**PROBLEM TO WORK ON**: Within the material below, find each line bearing the word "学生回答" and present it.

※

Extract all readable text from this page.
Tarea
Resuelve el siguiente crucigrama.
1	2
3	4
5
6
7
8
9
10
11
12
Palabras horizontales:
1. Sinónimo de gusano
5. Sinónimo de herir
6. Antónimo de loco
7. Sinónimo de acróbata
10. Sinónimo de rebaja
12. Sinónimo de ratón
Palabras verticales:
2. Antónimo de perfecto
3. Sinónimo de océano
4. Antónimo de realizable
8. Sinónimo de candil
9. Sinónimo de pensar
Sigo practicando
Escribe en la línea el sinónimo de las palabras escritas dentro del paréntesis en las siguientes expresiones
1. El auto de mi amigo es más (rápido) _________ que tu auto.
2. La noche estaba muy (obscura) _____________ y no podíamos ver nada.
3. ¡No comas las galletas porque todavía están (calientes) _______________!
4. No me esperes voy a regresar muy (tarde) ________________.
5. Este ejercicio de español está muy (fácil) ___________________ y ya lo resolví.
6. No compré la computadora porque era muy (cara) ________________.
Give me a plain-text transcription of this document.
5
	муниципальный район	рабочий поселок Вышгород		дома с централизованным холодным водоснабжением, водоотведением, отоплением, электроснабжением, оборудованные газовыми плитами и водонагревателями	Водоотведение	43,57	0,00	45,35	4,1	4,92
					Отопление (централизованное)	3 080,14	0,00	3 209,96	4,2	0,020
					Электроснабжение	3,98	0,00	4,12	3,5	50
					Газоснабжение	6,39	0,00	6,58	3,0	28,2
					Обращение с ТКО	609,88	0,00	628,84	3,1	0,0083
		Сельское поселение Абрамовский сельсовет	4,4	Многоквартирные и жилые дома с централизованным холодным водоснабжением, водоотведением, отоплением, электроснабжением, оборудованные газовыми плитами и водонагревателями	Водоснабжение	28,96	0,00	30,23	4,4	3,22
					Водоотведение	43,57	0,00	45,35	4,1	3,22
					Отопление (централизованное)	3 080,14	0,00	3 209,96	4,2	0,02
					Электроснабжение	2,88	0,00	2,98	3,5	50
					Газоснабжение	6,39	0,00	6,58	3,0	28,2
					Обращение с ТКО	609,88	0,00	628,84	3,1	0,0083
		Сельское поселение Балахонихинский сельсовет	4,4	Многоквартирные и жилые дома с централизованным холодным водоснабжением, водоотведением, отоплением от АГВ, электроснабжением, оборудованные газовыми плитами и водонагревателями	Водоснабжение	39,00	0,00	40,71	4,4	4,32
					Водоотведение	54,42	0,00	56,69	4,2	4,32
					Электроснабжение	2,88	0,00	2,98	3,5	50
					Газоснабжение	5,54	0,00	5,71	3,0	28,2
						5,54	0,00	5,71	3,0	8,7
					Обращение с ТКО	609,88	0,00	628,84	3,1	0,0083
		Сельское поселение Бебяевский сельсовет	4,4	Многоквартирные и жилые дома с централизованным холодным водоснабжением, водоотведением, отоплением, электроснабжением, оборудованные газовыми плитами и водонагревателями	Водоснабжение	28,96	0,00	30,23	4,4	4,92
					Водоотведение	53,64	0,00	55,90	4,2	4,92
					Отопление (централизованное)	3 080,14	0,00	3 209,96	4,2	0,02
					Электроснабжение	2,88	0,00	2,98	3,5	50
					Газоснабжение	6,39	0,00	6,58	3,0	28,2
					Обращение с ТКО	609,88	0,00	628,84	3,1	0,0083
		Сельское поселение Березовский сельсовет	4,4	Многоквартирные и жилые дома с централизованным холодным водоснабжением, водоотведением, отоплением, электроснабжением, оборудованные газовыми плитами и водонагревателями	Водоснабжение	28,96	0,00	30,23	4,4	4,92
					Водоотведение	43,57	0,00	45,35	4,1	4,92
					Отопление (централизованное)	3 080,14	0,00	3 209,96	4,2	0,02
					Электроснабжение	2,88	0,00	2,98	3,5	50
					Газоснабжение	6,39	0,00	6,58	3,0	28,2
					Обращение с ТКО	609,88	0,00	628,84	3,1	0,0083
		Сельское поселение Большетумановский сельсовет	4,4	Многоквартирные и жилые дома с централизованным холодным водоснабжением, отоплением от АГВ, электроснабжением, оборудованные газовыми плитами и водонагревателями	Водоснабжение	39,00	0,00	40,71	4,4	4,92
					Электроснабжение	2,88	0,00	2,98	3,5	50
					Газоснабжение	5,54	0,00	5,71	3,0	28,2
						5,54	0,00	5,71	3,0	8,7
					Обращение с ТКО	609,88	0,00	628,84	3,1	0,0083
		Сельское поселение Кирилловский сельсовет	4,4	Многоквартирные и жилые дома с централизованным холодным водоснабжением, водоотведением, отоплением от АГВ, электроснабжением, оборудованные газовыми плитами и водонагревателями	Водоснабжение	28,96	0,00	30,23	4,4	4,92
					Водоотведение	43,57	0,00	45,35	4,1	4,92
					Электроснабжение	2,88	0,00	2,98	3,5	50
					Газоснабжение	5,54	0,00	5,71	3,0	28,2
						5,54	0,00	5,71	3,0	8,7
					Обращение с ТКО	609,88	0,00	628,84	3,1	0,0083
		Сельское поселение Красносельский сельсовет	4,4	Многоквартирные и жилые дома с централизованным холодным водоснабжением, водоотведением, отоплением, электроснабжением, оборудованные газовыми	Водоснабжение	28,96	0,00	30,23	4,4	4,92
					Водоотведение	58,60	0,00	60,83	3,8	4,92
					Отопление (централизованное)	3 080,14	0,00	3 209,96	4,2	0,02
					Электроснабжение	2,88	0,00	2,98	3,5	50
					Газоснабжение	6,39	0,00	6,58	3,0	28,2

※

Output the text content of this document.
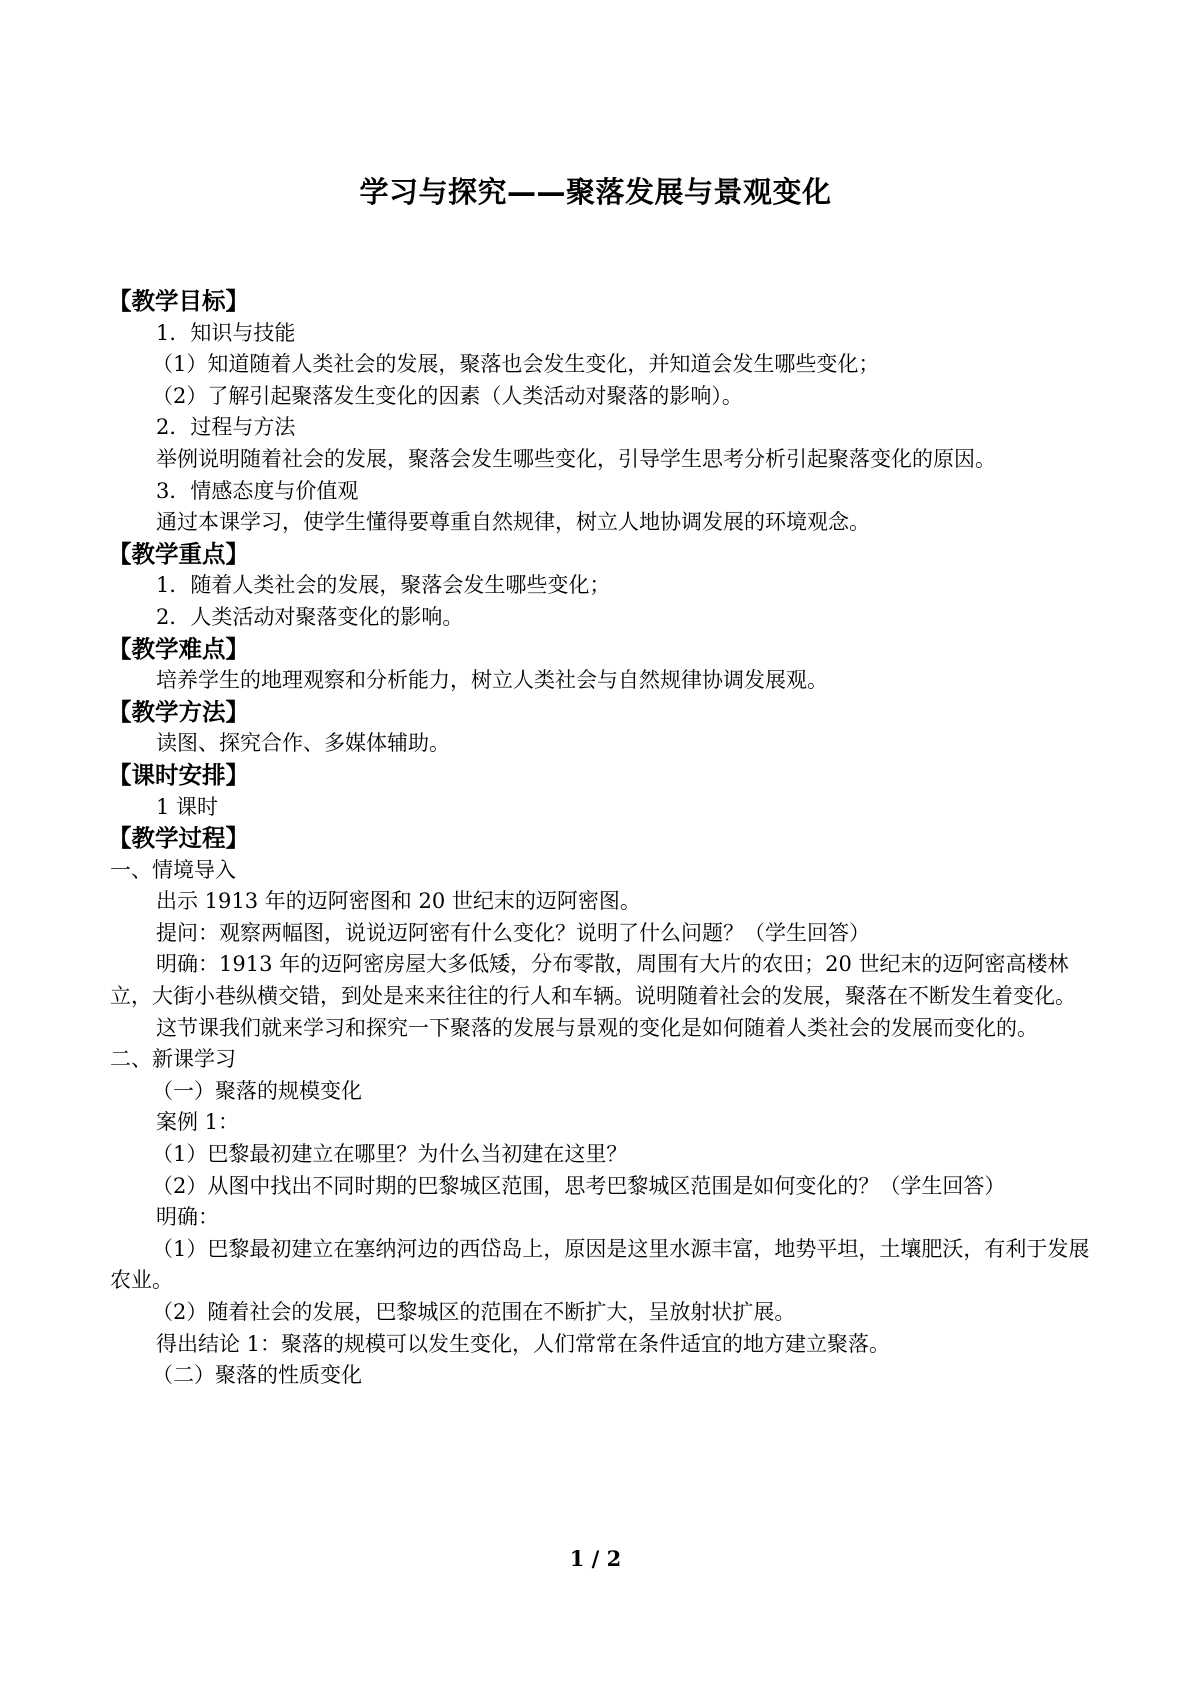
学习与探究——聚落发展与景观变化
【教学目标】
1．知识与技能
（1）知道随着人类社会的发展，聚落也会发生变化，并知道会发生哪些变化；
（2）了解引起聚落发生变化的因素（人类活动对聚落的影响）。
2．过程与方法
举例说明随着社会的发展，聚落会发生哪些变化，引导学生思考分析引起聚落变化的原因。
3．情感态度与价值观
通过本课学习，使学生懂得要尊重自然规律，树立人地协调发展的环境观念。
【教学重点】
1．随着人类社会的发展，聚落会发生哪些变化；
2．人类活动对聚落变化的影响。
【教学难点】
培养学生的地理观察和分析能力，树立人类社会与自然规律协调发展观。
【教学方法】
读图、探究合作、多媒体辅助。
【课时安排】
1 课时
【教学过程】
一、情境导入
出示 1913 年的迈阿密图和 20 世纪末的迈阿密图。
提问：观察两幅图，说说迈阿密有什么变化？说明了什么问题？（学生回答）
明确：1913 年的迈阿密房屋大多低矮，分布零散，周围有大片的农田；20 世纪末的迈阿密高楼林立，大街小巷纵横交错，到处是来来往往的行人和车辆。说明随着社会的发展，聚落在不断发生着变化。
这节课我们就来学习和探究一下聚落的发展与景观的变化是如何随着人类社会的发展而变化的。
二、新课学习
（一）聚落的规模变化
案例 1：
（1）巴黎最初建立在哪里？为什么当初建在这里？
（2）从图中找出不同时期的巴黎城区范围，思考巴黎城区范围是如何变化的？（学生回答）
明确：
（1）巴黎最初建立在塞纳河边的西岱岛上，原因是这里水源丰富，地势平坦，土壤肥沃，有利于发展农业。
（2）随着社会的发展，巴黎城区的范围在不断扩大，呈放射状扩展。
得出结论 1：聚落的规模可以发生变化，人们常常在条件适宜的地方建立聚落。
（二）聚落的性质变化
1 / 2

※

**COMPLETED EXERCISE**:
提问：观察两幅图，说说迈阿密有什么变化？说明了什么问题？（学生回答）
（2）从图中找出不同时期的巴黎城区范围，思考巴黎城区范围是如何变化的？（学生回答）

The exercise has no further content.